Source records:
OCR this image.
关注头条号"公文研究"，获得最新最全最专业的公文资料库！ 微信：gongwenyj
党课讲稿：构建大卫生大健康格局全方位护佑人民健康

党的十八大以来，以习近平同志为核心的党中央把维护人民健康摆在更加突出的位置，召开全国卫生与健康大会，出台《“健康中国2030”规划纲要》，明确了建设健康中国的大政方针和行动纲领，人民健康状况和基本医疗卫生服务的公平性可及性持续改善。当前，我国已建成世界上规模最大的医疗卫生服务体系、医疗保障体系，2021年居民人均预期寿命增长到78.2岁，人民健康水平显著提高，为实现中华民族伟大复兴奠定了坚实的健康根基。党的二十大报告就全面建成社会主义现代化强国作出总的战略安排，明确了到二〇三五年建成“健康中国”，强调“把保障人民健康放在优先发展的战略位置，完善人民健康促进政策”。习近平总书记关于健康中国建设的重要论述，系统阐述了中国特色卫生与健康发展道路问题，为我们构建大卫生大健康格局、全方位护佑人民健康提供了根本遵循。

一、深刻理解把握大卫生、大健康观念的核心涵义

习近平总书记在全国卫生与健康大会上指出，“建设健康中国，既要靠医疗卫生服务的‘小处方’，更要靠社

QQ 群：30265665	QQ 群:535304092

_EXERCISE DESCRIPTION_
Nothing should be left out: repeat all of the data exactly.

_CORRECT ANSWER_
OCR this image.
关注头条号"公文研究"，获得最新最全最专业的公文资料库！ 微信：gongwenyj
党课讲稿：构建大卫生大健康格局全方位护佑人民健康

党的十八大以来，以习近平同志为核心的党中央把维护人民健康摆在更加突出的位置，召开全国卫生与健康大会，出台《“健康中国2030”规划纲要》，明确了建设健康中国的大政方针和行动纲领，人民健康状况和基本医疗卫生服务的公平性可及性持续改善。当前，我国已建成世界上规模最大的医疗卫生服务体系、医疗保障体系，2021年居民人均预期寿命增长到78.2岁，人民健康水平显著提高，为实现中华民族伟大复兴奠定了坚实的健康根基。党的二十大报告就全面建成社会主义现代化强国作出总的战略安排，明确了到二〇三五年建成“健康中国”，强调“把保障人民健康放在优先发展的战略位置，完善人民健康促进政策”。习近平总书记关于健康中国建设的重要论述，系统阐述了中国特色卫生与健康发展道路问题，为我们构建大卫生大健康格局、全方位护佑人民健康提供了根本遵循。

一、深刻理解把握大卫生、大健康观念的核心涵义

习近平总书记在全国卫生与健康大会上指出，“建设健康中国，既要靠医疗卫生服务的‘小处方’，更要靠社

QQ 群：30265665	QQ 群:535304092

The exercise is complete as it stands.